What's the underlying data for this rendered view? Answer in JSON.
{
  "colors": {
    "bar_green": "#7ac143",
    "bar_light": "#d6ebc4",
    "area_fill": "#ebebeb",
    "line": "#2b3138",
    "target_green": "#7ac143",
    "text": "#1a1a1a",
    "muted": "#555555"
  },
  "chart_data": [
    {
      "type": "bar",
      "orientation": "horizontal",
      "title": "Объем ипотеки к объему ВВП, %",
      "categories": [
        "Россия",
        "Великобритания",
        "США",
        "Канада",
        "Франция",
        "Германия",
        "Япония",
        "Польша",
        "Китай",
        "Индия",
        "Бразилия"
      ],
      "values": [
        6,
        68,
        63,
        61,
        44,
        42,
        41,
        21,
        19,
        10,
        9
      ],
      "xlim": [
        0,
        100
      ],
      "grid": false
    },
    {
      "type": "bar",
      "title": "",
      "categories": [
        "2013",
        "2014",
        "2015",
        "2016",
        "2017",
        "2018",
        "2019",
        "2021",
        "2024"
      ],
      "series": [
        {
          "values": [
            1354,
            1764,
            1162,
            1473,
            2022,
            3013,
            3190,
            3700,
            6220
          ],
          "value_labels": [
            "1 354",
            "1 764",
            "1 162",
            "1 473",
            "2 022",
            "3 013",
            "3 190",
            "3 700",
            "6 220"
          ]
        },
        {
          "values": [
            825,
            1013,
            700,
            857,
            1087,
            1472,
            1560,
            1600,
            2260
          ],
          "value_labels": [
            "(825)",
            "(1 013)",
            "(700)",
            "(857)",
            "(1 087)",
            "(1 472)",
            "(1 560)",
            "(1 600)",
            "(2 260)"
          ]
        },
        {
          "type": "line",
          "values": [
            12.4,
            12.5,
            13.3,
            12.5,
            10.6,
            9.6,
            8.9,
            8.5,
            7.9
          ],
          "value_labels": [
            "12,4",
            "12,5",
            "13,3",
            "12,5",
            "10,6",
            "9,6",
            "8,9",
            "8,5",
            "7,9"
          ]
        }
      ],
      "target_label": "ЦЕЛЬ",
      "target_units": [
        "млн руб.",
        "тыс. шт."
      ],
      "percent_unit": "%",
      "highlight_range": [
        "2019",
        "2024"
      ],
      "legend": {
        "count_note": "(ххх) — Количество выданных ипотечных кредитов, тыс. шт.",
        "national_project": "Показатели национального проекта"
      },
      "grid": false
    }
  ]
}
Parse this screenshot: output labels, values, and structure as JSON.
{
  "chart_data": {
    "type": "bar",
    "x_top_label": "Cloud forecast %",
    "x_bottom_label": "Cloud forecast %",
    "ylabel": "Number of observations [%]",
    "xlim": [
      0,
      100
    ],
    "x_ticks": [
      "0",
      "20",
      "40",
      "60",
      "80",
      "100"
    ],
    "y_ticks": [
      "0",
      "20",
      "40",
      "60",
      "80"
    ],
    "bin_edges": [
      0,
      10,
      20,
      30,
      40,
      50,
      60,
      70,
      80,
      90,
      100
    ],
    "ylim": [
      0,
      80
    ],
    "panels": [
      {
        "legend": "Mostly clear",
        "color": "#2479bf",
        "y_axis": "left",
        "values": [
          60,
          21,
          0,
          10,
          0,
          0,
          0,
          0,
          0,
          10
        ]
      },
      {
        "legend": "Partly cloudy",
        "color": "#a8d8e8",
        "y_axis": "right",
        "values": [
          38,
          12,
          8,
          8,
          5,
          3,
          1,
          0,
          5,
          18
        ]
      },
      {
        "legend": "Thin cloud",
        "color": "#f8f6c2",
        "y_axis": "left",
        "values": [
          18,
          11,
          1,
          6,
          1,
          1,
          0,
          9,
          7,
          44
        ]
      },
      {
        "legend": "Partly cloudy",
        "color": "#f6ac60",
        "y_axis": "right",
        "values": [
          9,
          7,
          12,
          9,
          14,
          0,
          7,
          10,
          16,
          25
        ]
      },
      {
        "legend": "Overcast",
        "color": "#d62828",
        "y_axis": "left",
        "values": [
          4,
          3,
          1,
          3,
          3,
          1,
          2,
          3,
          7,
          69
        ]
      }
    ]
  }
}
****************
• **TASK TO COMPLETE**:
Output the records verbatim, from the first line to the last.

• **TASK ANSWER**:
What's the underlying data for this rendered view? Answer in JSON.
{
  "colors": {
    "bar_green": "#7ac143",
    "bar_light": "#d6ebc4",
    "area_fill": "#ebebeb",
    "line": "#2b3138",
    "target_green": "#7ac143",
    "text": "#1a1a1a",
    "muted": "#555555"
  },
  "chart_data": [
    {
      "type": "bar",
      "orientation": "horizontal",
      "title": "Объем ипотеки к объему ВВП, %",
      "categories": [
        "Россия",
        "Великобритания",
        "США",
        "Канада",
        "Франция",
        "Германия",
        "Япония",
        "Польша",
        "Китай",
        "Индия",
        "Бразилия"
      ],
      "values": [
        6,
        68,
        63,
        61,
        44,
        42,
        41,
        21,
        19,
        10,
        9
      ],
      "xlim": [
        0,
        100
      ],
      "grid": false
    },
    {
      "type": "bar",
      "title": "",
      "categories": [
        "2013",
        "2014",
        "2015",
        "2016",
        "2017",
        "2018",
        "2019",
        "2021",
        "2024"
      ],
      "series": [
        {
          "values": [
            1354,
            1764,
            1162,
            1473,
            2022,
            3013,
            3190,
            3700,
            6220
          ],
          "value_labels": [
            "1 354",
            "1 764",
            "1 162",
            "1 473",
            "2 022",
            "3 013",
            "3 190",
            "3 700",
            "6 220"
          ]
        },
        {
          "values": [
            825,
            1013,
            700,
            857,
            1087,
            1472,
            1560,
            1600,
            2260
          ],
          "value_labels": [
            "(825)",
            "(1 013)",
            "(700)",
            "(857)",
            "(1 087)",
            "(1 472)",
            "(1 560)",
            "(1 600)",
            "(2 260)"
          ]
        },
        {
          "type": "line",
          "values": [
            12.4,
            12.5,
            13.3,
            12.5,
            10.6,
            9.6,
            8.9,
            8.5,
            7.9
          ],
          "value_labels": [
            "12,4",
            "12,5",
            "13,3",
            "12,5",
            "10,6",
            "9,6",
            "8,9",
            "8,5",
            "7,9"
          ]
        }
      ],
      "target_label": "ЦЕЛЬ",
      "target_units": [
        "млн руб.",
        "тыс. шт."
      ],
      "percent_unit": "%",
      "highlight_range": [
        "2019",
        "2024"
      ],
      "legend": {
        "count_note": "(ххх) — Количество выданных ипотечных кредитов, тыс. шт.",
        "national_project": "Показатели национального проекта"
      },
      "grid": false
    }
  ]
}
Parse this screenshot: output labels, values, and structure as JSON.
{
  "chart_data": {
    "type": "bar",
    "x_top_label": "Cloud forecast %",
    "x_bottom_label": "Cloud forecast %",
    "ylabel": "Number of observations [%]",
    "xlim": [
      0,
      100
    ],
    "x_ticks": [
      "0",
      "20",
      "40",
      "60",
      "80",
      "100"
    ],
    "y_ticks": [
      "0",
      "20",
      "40",
      "60",
      "80"
    ],
    "bin_edges": [
      0,
      10,
      20,
      30,
      40,
      50,
      60,
      70,
      80,
      90,
      100
    ],
    "ylim": [
      0,
      80
    ],
    "panels": [
      {
        "legend": "Mostly clear",
        "color": "#2479bf",
        "y_axis": "left",
        "values": [
          60,
          21,
          0,
          10,
          0,
          0,
          0,
          0,
          0,
          10
        ]
      },
      {
        "legend": "Partly cloudy",
        "color": "#a8d8e8",
        "y_axis": "right",
        "values": [
          38,
          12,
          8,
          8,
          5,
          3,
          1,
          0,
          5,
          18
        ]
      },
      {
        "legend": "Thin cloud",
        "color": "#f8f6c2",
        "y_axis": "left",
        "values": [
          18,
          11,
          1,
          6,
          1,
          1,
          0,
          9,
          7,
          44
        ]
      },
      {
        "legend": "Partly cloudy",
        "color": "#f6ac60",
        "y_axis": "right",
        "values": [
          9,
          7,
          12,
          9,
          14,
          0,
          7,
          10,
          16,
          25
        ]
      },
      {
        "legend": "Overcast",
        "color": "#d62828",
        "y_axis": "left",
        "values": [
          4,
          3,
          1,
          3,
          3,
          1,
          2,
          3,
          7,
          69
        ]
      }
    ]
  }
}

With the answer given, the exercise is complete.